§ Do this: Reproduce the records below exactly as they appear.

_ _ _ _ _

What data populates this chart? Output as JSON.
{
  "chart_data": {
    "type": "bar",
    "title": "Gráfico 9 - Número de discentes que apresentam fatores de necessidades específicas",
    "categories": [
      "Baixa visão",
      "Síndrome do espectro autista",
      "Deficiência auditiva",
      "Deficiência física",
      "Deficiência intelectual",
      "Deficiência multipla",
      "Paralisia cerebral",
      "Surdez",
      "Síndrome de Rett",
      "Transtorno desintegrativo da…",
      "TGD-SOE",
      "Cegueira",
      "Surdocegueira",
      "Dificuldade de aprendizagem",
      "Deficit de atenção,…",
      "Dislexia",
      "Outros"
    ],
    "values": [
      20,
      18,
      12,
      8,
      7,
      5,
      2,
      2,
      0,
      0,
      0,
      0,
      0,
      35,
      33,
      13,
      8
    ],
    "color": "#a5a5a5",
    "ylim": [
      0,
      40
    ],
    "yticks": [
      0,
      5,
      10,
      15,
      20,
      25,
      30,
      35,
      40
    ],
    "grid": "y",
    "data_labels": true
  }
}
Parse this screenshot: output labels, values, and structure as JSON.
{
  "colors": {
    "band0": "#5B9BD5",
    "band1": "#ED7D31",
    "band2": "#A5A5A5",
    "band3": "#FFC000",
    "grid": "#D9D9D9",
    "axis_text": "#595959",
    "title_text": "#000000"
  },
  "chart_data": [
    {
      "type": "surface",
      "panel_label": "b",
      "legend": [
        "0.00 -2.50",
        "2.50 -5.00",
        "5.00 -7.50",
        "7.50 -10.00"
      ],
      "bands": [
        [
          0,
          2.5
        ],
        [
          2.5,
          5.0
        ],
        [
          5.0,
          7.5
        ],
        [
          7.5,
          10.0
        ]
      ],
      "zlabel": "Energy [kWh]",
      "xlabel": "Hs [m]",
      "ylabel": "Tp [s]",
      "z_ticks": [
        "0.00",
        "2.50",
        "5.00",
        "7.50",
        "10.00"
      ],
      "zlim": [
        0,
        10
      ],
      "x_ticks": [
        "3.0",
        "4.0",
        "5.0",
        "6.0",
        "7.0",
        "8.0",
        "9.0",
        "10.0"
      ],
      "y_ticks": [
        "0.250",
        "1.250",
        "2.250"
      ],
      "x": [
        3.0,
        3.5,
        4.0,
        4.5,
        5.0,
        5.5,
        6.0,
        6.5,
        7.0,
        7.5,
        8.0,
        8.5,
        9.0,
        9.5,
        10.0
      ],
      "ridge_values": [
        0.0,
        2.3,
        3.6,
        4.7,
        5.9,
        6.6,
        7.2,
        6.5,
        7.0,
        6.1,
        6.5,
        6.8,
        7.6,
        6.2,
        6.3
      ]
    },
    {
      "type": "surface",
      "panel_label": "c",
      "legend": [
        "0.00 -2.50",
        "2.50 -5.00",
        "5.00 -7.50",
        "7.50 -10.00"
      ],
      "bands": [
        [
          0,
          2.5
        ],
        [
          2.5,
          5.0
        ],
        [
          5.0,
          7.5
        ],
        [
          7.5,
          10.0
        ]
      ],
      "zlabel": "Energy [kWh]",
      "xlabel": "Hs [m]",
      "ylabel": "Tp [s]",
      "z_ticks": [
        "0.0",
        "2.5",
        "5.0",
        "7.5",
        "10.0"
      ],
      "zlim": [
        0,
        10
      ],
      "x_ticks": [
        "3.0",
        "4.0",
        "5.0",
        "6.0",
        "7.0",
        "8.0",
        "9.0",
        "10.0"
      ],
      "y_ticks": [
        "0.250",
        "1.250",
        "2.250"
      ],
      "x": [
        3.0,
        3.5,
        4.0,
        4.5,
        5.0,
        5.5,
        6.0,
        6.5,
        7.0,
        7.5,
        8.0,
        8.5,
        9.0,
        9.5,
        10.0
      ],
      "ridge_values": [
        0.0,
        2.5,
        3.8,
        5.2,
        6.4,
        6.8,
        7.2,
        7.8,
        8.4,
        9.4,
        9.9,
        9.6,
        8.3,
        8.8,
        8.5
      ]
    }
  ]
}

_ _ _ _ _

§ Reply:
What data populates this chart? Output as JSON.
{
  "chart_data": {
    "type": "bar",
    "title": "Gráfico 9 - Número de discentes que apresentam fatores de necessidades específicas",
    "categories": [
      "Baixa visão",
      "Síndrome do espectro autista",
      "Deficiência auditiva",
      "Deficiência física",
      "Deficiência intelectual",
      "Deficiência multipla",
      "Paralisia cerebral",
      "Surdez",
      "Síndrome de Rett",
      "Transtorno desintegrativo da…",
      "TGD-SOE",
      "Cegueira",
      "Surdocegueira",
      "Dificuldade de aprendizagem",
      "Deficit de atenção,…",
      "Dislexia",
      "Outros"
    ],
    "values": [
      20,
      18,
      12,
      8,
      7,
      5,
      2,
      2,
      0,
      0,
      0,
      0,
      0,
      35,
      33,
      13,
      8
    ],
    "color": "#a5a5a5",
    "ylim": [
      0,
      40
    ],
    "yticks": [
      0,
      5,
      10,
      15,
      20,
      25,
      30,
      35,
      40
    ],
    "grid": "y",
    "data_labels": true
  }
}
Parse this screenshot: output labels, values, and structure as JSON.
{
  "colors": {
    "band0": "#5B9BD5",
    "band1": "#ED7D31",
    "band2": "#A5A5A5",
    "band3": "#FFC000",
    "grid": "#D9D9D9",
    "axis_text": "#595959",
    "title_text": "#000000"
  },
  "chart_data": [
    {
      "type": "surface",
      "panel_label": "b",
      "legend": [
        "0.00 -2.50",
        "2.50 -5.00",
        "5.00 -7.50",
        "7.50 -10.00"
      ],
      "bands": [
        [
          0,
          2.5
        ],
        [
          2.5,
          5.0
        ],
        [
          5.0,
          7.5
        ],
        [
          7.5,
          10.0
        ]
      ],
      "zlabel": "Energy [kWh]",
      "xlabel": "Hs [m]",
      "ylabel": "Tp [s]",
      "z_ticks": [
        "0.00",
        "2.50",
        "5.00",
        "7.50",
        "10.00"
      ],
      "zlim": [
        0,
        10
      ],
      "x_ticks": [
        "3.0",
        "4.0",
        "5.0",
        "6.0",
        "7.0",
        "8.0",
        "9.0",
        "10.0"
      ],
      "y_ticks": [
        "0.250",
        "1.250",
        "2.250"
      ],
      "x": [
        3.0,
        3.5,
        4.0,
        4.5,
        5.0,
        5.5,
        6.0,
        6.5,
        7.0,
        7.5,
        8.0,
        8.5,
        9.0,
        9.5,
        10.0
      ],
      "ridge_values": [
        0.0,
        2.3,
        3.6,
        4.7,
        5.9,
        6.6,
        7.2,
        6.5,
        7.0,
        6.1,
        6.5,
        6.8,
        7.6,
        6.2,
        6.3
      ]
    },
    {
      "type": "surface",
      "panel_label": "c",
      "legend": [
        "0.00 -2.50",
        "2.50 -5.00",
        "5.00 -7.50",
        "7.50 -10.00"
      ],
      "bands": [
        [
          0,
          2.5
        ],
        [
          2.5,
          5.0
        ],
        [
          5.0,
          7.5
        ],
        [
          7.5,
          10.0
        ]
      ],
      "zlabel": "Energy [kWh]",
      "xlabel": "Hs [m]",
      "ylabel": "Tp [s]",
      "z_ticks": [
        "0.0",
        "2.5",
        "5.0",
        "7.5",
        "10.0"
      ],
      "zlim": [
        0,
        10
      ],
      "x_ticks": [
        "3.0",
        "4.0",
        "5.0",
        "6.0",
        "7.0",
        "8.0",
        "9.0",
        "10.0"
      ],
      "y_ticks": [
        "0.250",
        "1.250",
        "2.250"
      ],
      "x": [
        3.0,
        3.5,
        4.0,
        4.5,
        5.0,
        5.5,
        6.0,
        6.5,
        7.0,
        7.5,
        8.0,
        8.5,
        9.0,
        9.5,
        10.0
      ],
      "ridge_values": [
        0.0,
        2.5,
        3.8,
        5.2,
        6.4,
        6.8,
        7.2,
        7.8,
        8.4,
        9.4,
        9.9,
        9.6,
        8.3,
        8.8,
        8.5
      ]
    }
  ]
}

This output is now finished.